Data supplied.
* Begin *
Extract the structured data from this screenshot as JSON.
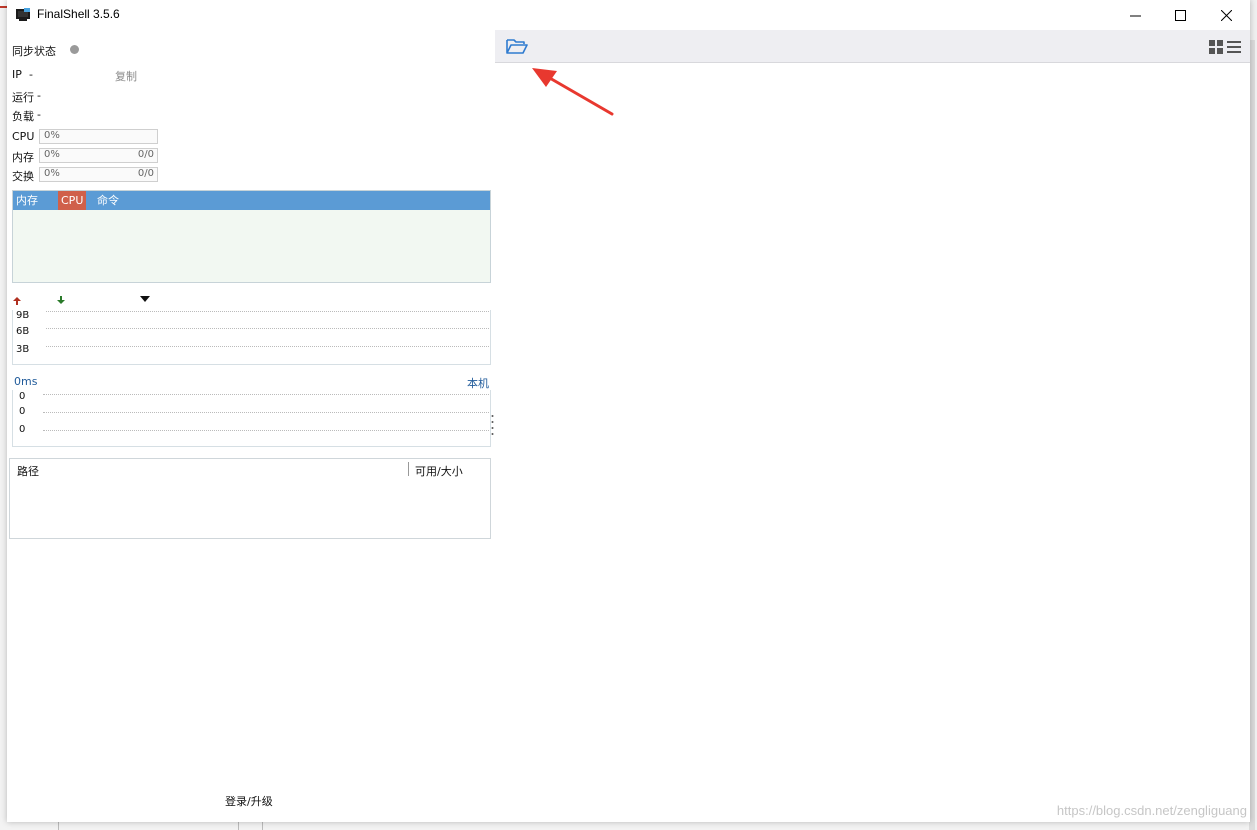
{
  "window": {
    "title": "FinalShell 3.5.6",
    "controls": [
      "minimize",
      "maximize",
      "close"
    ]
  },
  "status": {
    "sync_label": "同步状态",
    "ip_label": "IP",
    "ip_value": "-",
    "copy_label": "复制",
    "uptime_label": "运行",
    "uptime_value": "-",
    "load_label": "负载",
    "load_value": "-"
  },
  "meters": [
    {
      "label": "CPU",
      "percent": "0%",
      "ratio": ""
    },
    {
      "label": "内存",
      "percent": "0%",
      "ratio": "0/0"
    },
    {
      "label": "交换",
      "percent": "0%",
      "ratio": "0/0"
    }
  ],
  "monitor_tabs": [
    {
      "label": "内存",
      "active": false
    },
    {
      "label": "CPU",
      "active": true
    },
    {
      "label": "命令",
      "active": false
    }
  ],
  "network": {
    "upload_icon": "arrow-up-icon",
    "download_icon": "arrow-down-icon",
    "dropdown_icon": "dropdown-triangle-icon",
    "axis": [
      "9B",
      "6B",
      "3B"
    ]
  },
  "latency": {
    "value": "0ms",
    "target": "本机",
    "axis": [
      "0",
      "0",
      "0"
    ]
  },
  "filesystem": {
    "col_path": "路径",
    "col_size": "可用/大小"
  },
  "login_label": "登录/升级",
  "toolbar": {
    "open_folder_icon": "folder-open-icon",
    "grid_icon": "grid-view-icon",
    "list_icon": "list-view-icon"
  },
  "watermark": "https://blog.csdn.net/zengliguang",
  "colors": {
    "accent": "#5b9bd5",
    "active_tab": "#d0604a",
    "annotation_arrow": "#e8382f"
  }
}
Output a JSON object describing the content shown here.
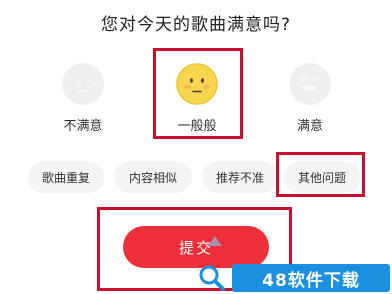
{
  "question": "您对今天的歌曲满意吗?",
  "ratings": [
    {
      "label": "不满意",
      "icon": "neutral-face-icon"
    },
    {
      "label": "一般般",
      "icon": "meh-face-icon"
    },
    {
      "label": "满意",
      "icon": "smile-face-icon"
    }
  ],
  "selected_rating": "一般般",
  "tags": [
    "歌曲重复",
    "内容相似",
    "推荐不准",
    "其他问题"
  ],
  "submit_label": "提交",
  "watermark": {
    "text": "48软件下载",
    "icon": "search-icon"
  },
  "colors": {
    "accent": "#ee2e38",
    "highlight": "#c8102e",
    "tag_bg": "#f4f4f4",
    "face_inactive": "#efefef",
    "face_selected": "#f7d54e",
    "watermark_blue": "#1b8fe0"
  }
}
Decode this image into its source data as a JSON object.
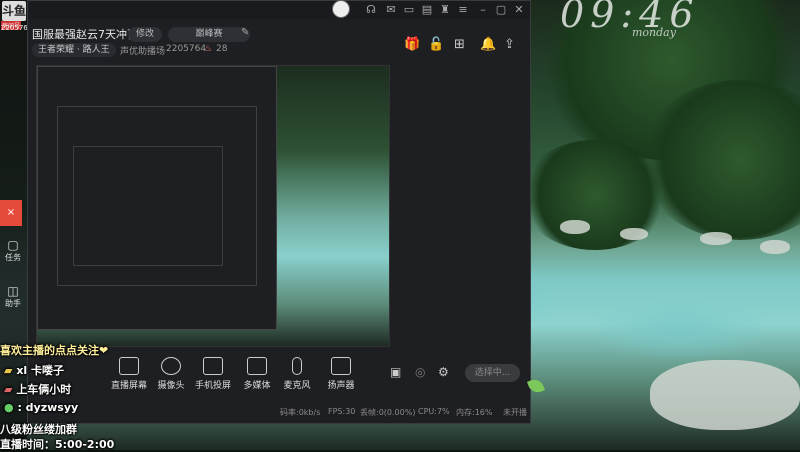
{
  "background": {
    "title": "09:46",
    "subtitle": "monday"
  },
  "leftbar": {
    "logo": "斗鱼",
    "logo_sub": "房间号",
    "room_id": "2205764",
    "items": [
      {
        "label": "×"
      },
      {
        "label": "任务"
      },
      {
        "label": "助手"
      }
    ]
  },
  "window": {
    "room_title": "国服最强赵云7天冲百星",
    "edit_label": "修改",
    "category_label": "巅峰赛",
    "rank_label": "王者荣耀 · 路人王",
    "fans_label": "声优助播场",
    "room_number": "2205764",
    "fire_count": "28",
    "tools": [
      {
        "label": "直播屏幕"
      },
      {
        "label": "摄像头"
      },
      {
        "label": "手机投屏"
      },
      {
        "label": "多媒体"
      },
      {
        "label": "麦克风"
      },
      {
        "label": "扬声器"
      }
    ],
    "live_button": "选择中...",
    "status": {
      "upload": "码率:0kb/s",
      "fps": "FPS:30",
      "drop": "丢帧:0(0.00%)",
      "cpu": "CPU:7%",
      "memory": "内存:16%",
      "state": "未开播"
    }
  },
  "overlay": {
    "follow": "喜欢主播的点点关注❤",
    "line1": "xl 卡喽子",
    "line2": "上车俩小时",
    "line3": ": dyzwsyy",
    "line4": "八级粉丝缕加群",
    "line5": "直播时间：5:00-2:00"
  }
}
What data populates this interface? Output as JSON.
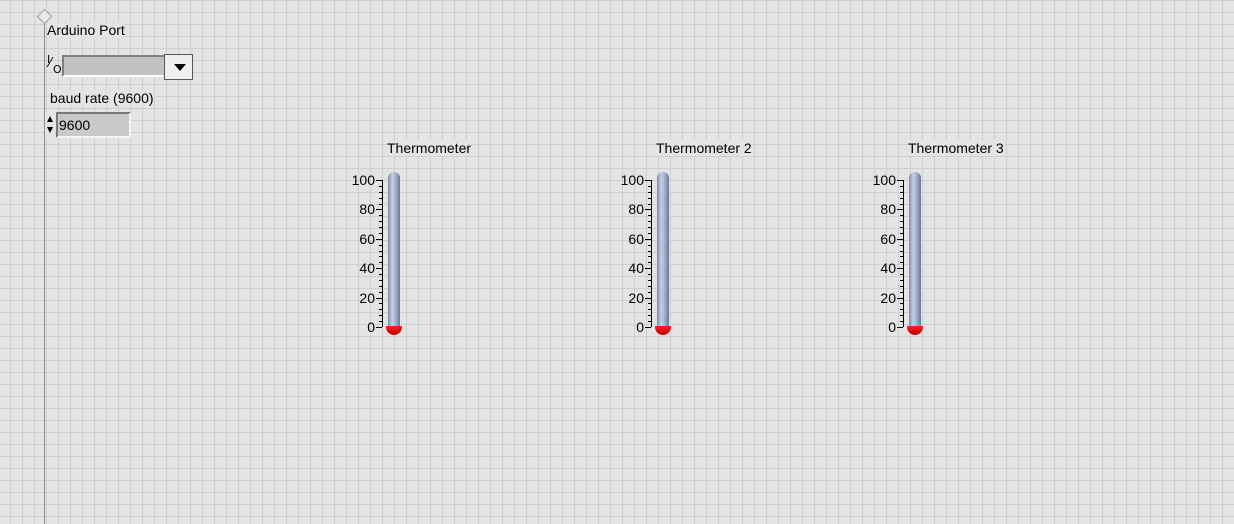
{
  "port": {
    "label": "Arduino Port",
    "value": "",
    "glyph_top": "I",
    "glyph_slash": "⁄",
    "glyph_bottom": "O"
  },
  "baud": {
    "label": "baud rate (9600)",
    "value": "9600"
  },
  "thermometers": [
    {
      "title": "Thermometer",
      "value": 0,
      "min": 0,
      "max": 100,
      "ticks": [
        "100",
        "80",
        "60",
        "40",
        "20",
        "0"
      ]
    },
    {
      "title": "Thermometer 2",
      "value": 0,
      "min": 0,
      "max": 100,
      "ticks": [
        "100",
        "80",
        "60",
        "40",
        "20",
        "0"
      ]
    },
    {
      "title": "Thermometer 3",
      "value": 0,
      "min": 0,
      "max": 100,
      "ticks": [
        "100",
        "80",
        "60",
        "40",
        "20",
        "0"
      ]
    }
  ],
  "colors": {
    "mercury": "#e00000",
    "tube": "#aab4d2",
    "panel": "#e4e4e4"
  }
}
* End *
Short task. Set down, unchanged, only the lines running from the line with "What data populates" to the last line, including both. Pictures stay out of the copy.

Result of the exercise.
What data populates this interface? Output as JSON.
{
  "port": {
    "label": "Arduino Port",
    "value": "",
    "glyph_top": "I",
    "glyph_slash": "⁄",
    "glyph_bottom": "O"
  },
  "baud": {
    "label": "baud rate (9600)",
    "value": "9600"
  },
  "thermometers": [
    {
      "title": "Thermometer",
      "value": 0,
      "min": 0,
      "max": 100,
      "ticks": [
        "100",
        "80",
        "60",
        "40",
        "20",
        "0"
      ]
    },
    {
      "title": "Thermometer 2",
      "value": 0,
      "min": 0,
      "max": 100,
      "ticks": [
        "100",
        "80",
        "60",
        "40",
        "20",
        "0"
      ]
    },
    {
      "title": "Thermometer 3",
      "value": 0,
      "min": 0,
      "max": 100,
      "ticks": [
        "100",
        "80",
        "60",
        "40",
        "20",
        "0"
      ]
    }
  ],
  "colors": {
    "mercury": "#e00000",
    "tube": "#aab4d2",
    "panel": "#e4e4e4"
  }
}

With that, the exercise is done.